Search the listing below for "content". Copy each matching line.

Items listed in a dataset
——————————

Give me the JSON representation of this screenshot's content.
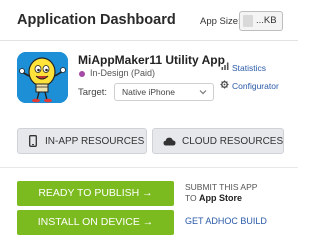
{
  "header": {
    "title": "Application Dashboard",
    "app_size_label": "App Size:",
    "app_size_value": "...KB"
  },
  "app": {
    "name": "MiAppMaker11 Utility App",
    "status": "In-Design (Paid)",
    "status_color": "#a44aa7",
    "icon_color": "#1d8fd6",
    "target_label": "Target:",
    "target_value": "Native iPhone"
  },
  "links": {
    "statistics": "Statistics",
    "configurator": "Configurator"
  },
  "resources": {
    "in_app": "IN-APP RESOURCES",
    "cloud": "CLOUD RESOURCES"
  },
  "actions": {
    "ready_to_publish": "READY TO PUBLISH →",
    "install_on_device": "INSTALL ON DEVICE →",
    "accent_color": "#7bbb1f",
    "submit_line1": "SUBMIT THIS APP",
    "submit_line2_prefix": "TO",
    "submit_store": "App Store",
    "adhoc": "GET ADHOC BUILD"
  }
}
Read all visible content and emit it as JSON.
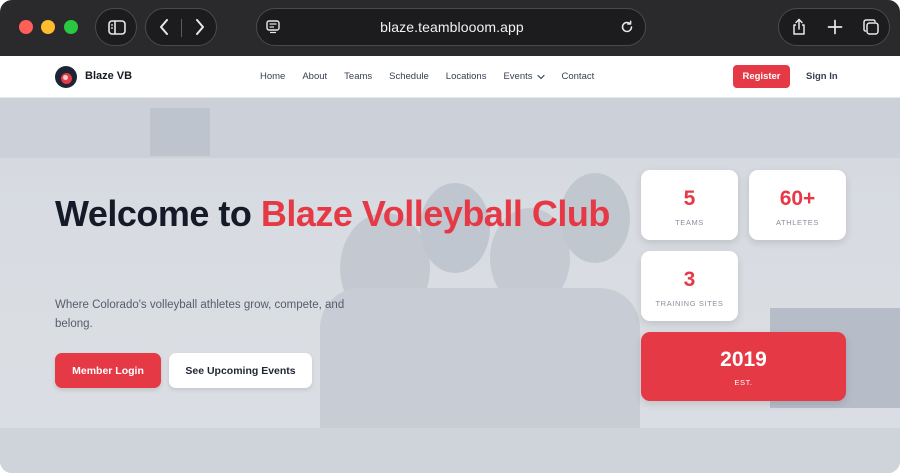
{
  "browser": {
    "url": "blaze.teamblooom.app",
    "icons": [
      "sidebar-icon",
      "back-icon",
      "forward-icon",
      "reader-icon",
      "reload-icon",
      "share-icon",
      "new-tab-icon",
      "tabs-overview-icon"
    ]
  },
  "header": {
    "brand": "Blaze VB",
    "nav": [
      "Home",
      "About",
      "Teams",
      "Schedule",
      "Locations",
      "Events",
      "Contact"
    ],
    "register": "Register",
    "sign_in": "Sign In"
  },
  "hero": {
    "title_prefix": "Welcome to ",
    "title_accent": "Blaze Volleyball Club",
    "subtitle": "Where Colorado's volleyball athletes grow, compete, and belong.",
    "primary_button": "Member Login",
    "secondary_button": "See Upcoming Events"
  },
  "stats": {
    "teams": {
      "value": "5",
      "label": "TEAMS"
    },
    "athletes": {
      "value": "60+",
      "label": "ATHLETES"
    },
    "sites": {
      "value": "3",
      "label": "TRAINING SITES"
    },
    "established": {
      "value": "2019",
      "label": "EST."
    }
  },
  "colors": {
    "accent": "#e63946",
    "chrome": "#2a2a2c",
    "heading": "#151a28"
  }
}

——————————

EXERCISE RESPONSE.
Give me the JSON representation of this screenshot's content.
Read all visible content and emit it as JSON.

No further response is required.